It went on to argue that, even if there were elements of armed conflict in Turkey, the PKK had a double nature on the pattern of the so-called Islamic State group in Iraq and Syria, which both controlled some territory with a command structure, but also conducted bombings and intimidation of civilians in urban settings beyond the conflict zone.  

The defence argument was accepted by the court of first instance in November 2016, and by Belgium’s court of appeal last September, before finally being overturned by the supreme court on Tuesday.

The prosecution also cited bombings of civilian targets in Turkey carried out by the Freedom Falcons (TAK), which it said was inextricably linked to the PKK.

The defence argued that TAK had been set up by dissidents who left the PKK and had no further contact with them, and said that the PKK had always condemned TAK’s actions.

To the dismay of the prosecutor, the appeal court in September decided that the evidence on TAK was not enough for the court to “conclude with certainty” that there were links with the PKK.  

In its ruling last September, the appeal court had also rejected the prosecutors’ main claims about the absence of an armed conflict.

The court noted that the PKK’s armed struggle was being waged with weaponry including American M16 machine guns and rocket launchers smuggled from Iraq, rather than with “rudimentary and primitive equipment” as prosecutors had claimed.

It also accepted that the PKK and its HPG armed wing were a “strict hierarchical organisation” with a complex command structure, regulations and codes of conduct including rules governing warfare and humanitarian law and a system of courts to punish transgressors.

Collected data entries
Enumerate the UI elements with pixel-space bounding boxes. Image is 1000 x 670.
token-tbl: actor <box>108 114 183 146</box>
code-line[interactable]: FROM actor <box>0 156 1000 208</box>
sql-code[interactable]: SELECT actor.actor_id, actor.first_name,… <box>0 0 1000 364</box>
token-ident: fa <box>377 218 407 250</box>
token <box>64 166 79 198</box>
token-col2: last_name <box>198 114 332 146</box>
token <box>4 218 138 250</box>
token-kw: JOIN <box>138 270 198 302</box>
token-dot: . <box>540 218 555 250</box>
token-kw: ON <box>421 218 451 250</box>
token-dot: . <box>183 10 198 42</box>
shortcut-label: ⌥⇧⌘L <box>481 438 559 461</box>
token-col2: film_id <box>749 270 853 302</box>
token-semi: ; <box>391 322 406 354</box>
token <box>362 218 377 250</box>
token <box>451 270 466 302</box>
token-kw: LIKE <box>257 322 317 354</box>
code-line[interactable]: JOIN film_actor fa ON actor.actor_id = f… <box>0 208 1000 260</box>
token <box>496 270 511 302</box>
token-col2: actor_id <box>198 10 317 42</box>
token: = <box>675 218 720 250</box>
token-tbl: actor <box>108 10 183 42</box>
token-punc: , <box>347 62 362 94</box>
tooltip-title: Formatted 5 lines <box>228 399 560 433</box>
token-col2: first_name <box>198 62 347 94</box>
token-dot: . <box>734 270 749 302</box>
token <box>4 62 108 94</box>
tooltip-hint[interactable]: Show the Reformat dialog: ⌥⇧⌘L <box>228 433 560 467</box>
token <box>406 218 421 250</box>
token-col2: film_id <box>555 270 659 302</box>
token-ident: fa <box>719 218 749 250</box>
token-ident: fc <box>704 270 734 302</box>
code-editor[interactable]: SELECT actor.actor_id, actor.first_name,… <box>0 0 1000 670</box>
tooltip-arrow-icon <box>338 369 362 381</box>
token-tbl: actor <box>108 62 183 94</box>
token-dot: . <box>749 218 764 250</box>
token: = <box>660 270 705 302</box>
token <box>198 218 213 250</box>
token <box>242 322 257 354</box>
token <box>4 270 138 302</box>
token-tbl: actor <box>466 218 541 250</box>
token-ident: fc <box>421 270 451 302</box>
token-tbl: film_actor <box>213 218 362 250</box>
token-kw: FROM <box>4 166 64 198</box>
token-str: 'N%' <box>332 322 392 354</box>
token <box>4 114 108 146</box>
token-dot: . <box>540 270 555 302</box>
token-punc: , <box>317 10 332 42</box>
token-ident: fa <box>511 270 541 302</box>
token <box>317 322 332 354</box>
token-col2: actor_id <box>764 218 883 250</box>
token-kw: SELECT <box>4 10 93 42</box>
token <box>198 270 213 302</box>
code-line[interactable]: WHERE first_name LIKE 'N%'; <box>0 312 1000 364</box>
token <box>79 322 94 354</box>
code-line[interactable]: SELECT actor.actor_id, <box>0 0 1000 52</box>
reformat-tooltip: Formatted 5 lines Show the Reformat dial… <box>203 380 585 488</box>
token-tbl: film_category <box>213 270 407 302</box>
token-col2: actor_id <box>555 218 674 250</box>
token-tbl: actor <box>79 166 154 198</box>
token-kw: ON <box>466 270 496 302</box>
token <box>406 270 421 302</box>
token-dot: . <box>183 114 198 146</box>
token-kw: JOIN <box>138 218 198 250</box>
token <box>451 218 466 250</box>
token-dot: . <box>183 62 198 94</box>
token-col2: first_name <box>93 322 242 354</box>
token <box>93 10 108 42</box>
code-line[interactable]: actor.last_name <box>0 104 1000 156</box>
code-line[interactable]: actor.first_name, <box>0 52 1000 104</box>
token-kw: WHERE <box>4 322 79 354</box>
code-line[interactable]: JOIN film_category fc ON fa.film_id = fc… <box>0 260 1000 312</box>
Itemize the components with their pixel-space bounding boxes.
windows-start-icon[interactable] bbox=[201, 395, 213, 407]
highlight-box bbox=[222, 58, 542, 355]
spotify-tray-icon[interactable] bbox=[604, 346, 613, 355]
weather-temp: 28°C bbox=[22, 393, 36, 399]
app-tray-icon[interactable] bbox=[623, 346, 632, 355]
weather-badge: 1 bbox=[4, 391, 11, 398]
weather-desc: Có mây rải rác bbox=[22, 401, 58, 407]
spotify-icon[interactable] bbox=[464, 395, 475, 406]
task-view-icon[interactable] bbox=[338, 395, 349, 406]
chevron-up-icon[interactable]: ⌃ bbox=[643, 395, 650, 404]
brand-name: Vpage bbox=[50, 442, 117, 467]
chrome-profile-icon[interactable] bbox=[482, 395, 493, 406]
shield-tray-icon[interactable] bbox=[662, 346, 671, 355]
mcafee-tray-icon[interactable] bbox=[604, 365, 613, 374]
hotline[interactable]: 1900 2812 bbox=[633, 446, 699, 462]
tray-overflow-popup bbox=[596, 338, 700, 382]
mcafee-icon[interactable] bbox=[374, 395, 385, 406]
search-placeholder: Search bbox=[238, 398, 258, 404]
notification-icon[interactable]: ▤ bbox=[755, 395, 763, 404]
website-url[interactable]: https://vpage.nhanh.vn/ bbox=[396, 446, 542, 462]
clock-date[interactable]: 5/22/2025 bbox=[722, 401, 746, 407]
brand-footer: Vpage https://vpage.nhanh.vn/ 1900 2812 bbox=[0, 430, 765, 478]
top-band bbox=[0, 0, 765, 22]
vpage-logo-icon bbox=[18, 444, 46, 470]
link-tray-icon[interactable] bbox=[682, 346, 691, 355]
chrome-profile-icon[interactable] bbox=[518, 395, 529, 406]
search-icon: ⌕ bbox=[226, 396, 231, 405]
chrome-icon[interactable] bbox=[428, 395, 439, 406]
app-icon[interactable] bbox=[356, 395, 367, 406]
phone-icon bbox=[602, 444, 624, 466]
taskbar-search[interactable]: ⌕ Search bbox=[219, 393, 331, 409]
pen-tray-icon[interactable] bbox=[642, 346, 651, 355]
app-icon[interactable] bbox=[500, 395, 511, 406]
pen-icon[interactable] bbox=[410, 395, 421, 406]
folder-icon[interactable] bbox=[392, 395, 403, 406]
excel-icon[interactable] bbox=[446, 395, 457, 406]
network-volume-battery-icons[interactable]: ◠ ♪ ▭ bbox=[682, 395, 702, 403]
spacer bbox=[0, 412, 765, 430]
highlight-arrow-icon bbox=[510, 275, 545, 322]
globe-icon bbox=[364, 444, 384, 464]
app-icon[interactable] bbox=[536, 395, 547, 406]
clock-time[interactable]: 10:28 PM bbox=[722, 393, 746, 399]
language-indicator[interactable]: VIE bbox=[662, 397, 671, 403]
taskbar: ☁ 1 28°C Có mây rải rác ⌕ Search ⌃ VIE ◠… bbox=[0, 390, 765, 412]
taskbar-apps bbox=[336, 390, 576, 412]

> WORK INSTRUCTION 1:
Answer these questions using the passage on the PKK court case.
(a) When did the court of first instance accept the defence argument?
(b) What weaponry did the appeal court say the PKK's armed struggle was being waged with?
(c) What does the passage identify HPG as?
> WORK INSTRUCTION 2:
Reproduce the part of the passage on the PKK court case that begins with the words containing "It went on to" and ends with "the conflict zone.".

> WRITTEN SOLUTION 1:
(a) November 2016.
(b) American M16 machine guns and rocket launchers smuggled from Iraq.
(c) The PKK's armed wing.

> WRITTEN SOLUTION 2:
It went on to argue that, even if there were elements of armed conflict in Turkey, the PKK had a double nature on the pattern of the so-called Islamic State group in Iraq and Syria, which both controlled some territory with a command structure, but also conducted bombings and intimidation of civilians in urban settings beyond the conflict zone.